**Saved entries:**
----

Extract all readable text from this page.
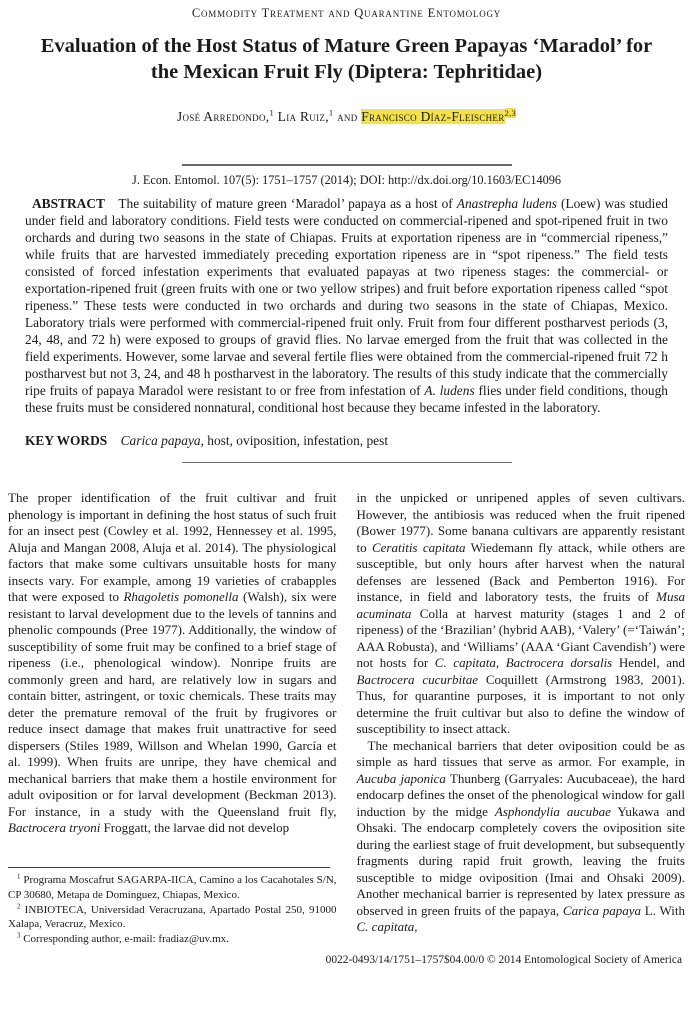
Commodity Treatment and Quarantine Entomology
Evaluation of the Host Status of Mature Green Papayas ‘Maradol’ for the Mexican Fruit Fly (Diptera: Tephritidae)
José Arredondo,$^1$ Lia Ruiz,$^1$ and Francisco Díaz-Fleischer$^{2,3}$
J. Econ. Entomol. 107(5): 1751–1757 (2014); DOI: http://dx.doi.org/10.1603/EC14096

ABSTRACT  The suitability of mature green ‘Maradol’ papaya as a host of Anastrepha ludens (Loew) was studied under field and laboratory conditions. Field tests were conducted on commercial-ripened and spot-ripened fruit in two orchards and during two seasons in the state of Chiapas. Fruits at exportation ripeness are in “commercial ripeness,” while fruits that are harvested immediately preceding exportation ripeness are in “spot ripeness.” The field tests consisted of forced infestation experiments that evaluated papayas at two ripeness stages: the commercial- or exportation-ripened fruit (green fruits with one or two yellow stripes) and fruit before exportation ripeness called “spot ripeness.” These tests were conducted in two orchards and during two seasons in the state of Chiapas, Mexico. Laboratory trials were performed with commercial-ripened fruit only. Fruit from four different postharvest periods (3, 24, 48, and 72 h) were exposed to groups of gravid flies. No larvae emerged from the fruit that was collected in the field experiments. However, some larvae and several fertile flies were obtained from the commercial-ripened fruit 72 h postharvest but not 3, 24, and 48 h postharvest in the laboratory. The results of this study indicate that the commercially ripe fruits of papaya Maradol were resistant to or free from infestation of A. ludens flies under field conditions, though these fruits must be considered nonnatural, conditional host because they became infested in the laboratory.

KEY WORDS   Carica papaya, host, oviposition, infestation, pest

The proper identification of the fruit cultivar and fruit phenology is important in defining the host status of such fruit for an insect pest (Cowley et al. 1992, Hennessey et al. 1995, Aluja and Mangan 2008, Aluja et al. 2014). The physiological factors that make some cultivars unsuitable hosts for many insects vary. For example, among 19 varieties of crabapples that were exposed to Rhagoletis pomonella (Walsh), six were resistant to larval development due to the levels of tannins and phenolic compounds (Pree 1977). Additionally, the window of susceptibility of some fruit may be confined to a brief stage of ripeness (i.e., phenological window). Nonripe fruits are commonly green and hard, are relatively low in sugars and contain bitter, astringent, or toxic chemicals. These traits may deter the premature removal of the fruit by frugivores or reduce insect damage that makes fruit unattractive for seed dispersers (Stiles 1989, Willson and Whelan 1990, García et al. 1999). When fruits are unripe, they have chemical and mechanical barriers that make them a hostile environment for adult oviposition or for larval development (Beckman 2013). For instance, in a study with the Queensland fruit fly, Bactrocera tryoni Froggatt, the larvae did not develop

$^1$ Programa Moscafrut SAGARPA-IICA, Camino a los Cacahotales S/N, CP 30680, Metapa de Domínguez, Chiapas, Mexico.

$^2$ INBIOTECA, Universidad Veracruzana, Apartado Postal 250, 91000 Xalapa, Veracruz, Mexico.

$^3$ Corresponding author, e-mail: fradiaz@uv.mx.

in the unpicked or unripened apples of seven cultivars. However, the antibiosis was reduced when the fruit ripened (Bower 1977). Some banana cultivars are apparently resistant to Ceratitis capitata Wiedemann fly attack, while others are susceptible, but only hours after harvest when the natural defenses are lessened (Back and Pemberton 1916). For instance, in field and laboratory tests, the fruits of Musa acuminata Colla at harvest maturity (stages 1 and 2 of ripeness) of the ‘Brazilian’ (hybrid AAB), ‘Valery’ (=‘Taiwán’; AAA Robusta), and ‘Williams’ (AAA ‘Giant Cavendish’) were not hosts for C. capitata, Bactrocera dorsalis Hendel, and Bactrocera cucurbitae Coquillett (Armstrong 1983, 2001). Thus, for quarantine purposes, it is important to not only determine the fruit cultivar but also to define the window of susceptibility to insect attack.

The mechanical barriers that deter oviposition could be as simple as hard tissues that serve as armor. For example, in Aucuba japonica Thunberg (Garryales: Aucubaceae), the hard endocarp defines the onset of the phenological window for gall induction by the midge Asphondylia aucubae Yukawa and Ohsaki. The endocarp completely covers the oviposition site during the earliest stage of fruit development, but subsequently fragments during rapid fruit growth, leaving the fruits susceptible to midge oviposition (Imai and Ohsaki 2009). Another mechanical barrier is represented by latex pressure as observed in green fruits of the papaya, Carica papaya L. With C. capitata,

0022-0493/14/1751–1757$04.00/0 © 2014 Entomological Society of America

----

**Aim:** In this exercise, set down all of the data exactly, without the pictures.

**Result:**
Extract all readable text from this page.
Commodity Treatment and Quarantine Entomology
Evaluation of the Host Status of Mature Green Papayas ‘Maradol’ for the Mexican Fruit Fly (Diptera: Tephritidae)
José Arredondo,$^1$ Lia Ruiz,$^1$ and Francisco Díaz-Fleischer$^{2,3}$
J. Econ. Entomol. 107(5): 1751–1757 (2014); DOI: http://dx.doi.org/10.1603/EC14096

ABSTRACT  The suitability of mature green ‘Maradol’ papaya as a host of Anastrepha ludens (Loew) was studied under field and laboratory conditions. Field tests were conducted on commercial-ripened and spot-ripened fruit in two orchards and during two seasons in the state of Chiapas. Fruits at exportation ripeness are in “commercial ripeness,” while fruits that are harvested immediately preceding exportation ripeness are in “spot ripeness.” The field tests consisted of forced infestation experiments that evaluated papayas at two ripeness stages: the commercial- or exportation-ripened fruit (green fruits with one or two yellow stripes) and fruit before exportation ripeness called “spot ripeness.” These tests were conducted in two orchards and during two seasons in the state of Chiapas, Mexico. Laboratory trials were performed with commercial-ripened fruit only. Fruit from four different postharvest periods (3, 24, 48, and 72 h) were exposed to groups of gravid flies. No larvae emerged from the fruit that was collected in the field experiments. However, some larvae and several fertile flies were obtained from the commercial-ripened fruit 72 h postharvest but not 3, 24, and 48 h postharvest in the laboratory. The results of this study indicate that the commercially ripe fruits of papaya Maradol were resistant to or free from infestation of A. ludens flies under field conditions, though these fruits must be considered nonnatural, conditional host because they became infested in the laboratory.

KEY WORDS   Carica papaya, host, oviposition, infestation, pest

The proper identification of the fruit cultivar and fruit phenology is important in defining the host status of such fruit for an insect pest (Cowley et al. 1992, Hennessey et al. 1995, Aluja and Mangan 2008, Aluja et al. 2014). The physiological factors that make some cultivars unsuitable hosts for many insects vary. For example, among 19 varieties of crabapples that were exposed to Rhagoletis pomonella (Walsh), six were resistant to larval development due to the levels of tannins and phenolic compounds (Pree 1977). Additionally, the window of susceptibility of some fruit may be confined to a brief stage of ripeness (i.e., phenological window). Nonripe fruits are commonly green and hard, are relatively low in sugars and contain bitter, astringent, or toxic chemicals. These traits may deter the premature removal of the fruit by frugivores or reduce insect damage that makes fruit unattractive for seed dispersers (Stiles 1989, Willson and Whelan 1990, García et al. 1999). When fruits are unripe, they have chemical and mechanical barriers that make them a hostile environment for adult oviposition or for larval development (Beckman 2013). For instance, in a study with the Queensland fruit fly, Bactrocera tryoni Froggatt, the larvae did not develop

$^1$ Programa Moscafrut SAGARPA-IICA, Camino a los Cacahotales S/N, CP 30680, Metapa de Domínguez, Chiapas, Mexico.

$^2$ INBIOTECA, Universidad Veracruzana, Apartado Postal 250, 91000 Xalapa, Veracruz, Mexico.

$^3$ Corresponding author, e-mail: fradiaz@uv.mx.

in the unpicked or unripened apples of seven cultivars. However, the antibiosis was reduced when the fruit ripened (Bower 1977). Some banana cultivars are apparently resistant to Ceratitis capitata Wiedemann fly attack, while others are susceptible, but only hours after harvest when the natural defenses are lessened (Back and Pemberton 1916). For instance, in field and laboratory tests, the fruits of Musa acuminata Colla at harvest maturity (stages 1 and 2 of ripeness) of the ‘Brazilian’ (hybrid AAB), ‘Valery’ (=‘Taiwán’; AAA Robusta), and ‘Williams’ (AAA ‘Giant Cavendish’) were not hosts for C. capitata, Bactrocera dorsalis Hendel, and Bactrocera cucurbitae Coquillett (Armstrong 1983, 2001). Thus, for quarantine purposes, it is important to not only determine the fruit cultivar but also to define the window of susceptibility to insect attack.

The mechanical barriers that deter oviposition could be as simple as hard tissues that serve as armor. For example, in Aucuba japonica Thunberg (Garryales: Aucubaceae), the hard endocarp defines the onset of the phenological window for gall induction by the midge Asphondylia aucubae Yukawa and Ohsaki. The endocarp completely covers the oviposition site during the earliest stage of fruit development, but subsequently fragments during rapid fruit growth, leaving the fruits susceptible to midge oviposition (Imai and Ohsaki 2009). Another mechanical barrier is represented by latex pressure as observed in green fruits of the papaya, Carica papaya L. With C. capitata,

0022-0493/14/1751–1757$04.00/0 © 2014 Entomological Society of America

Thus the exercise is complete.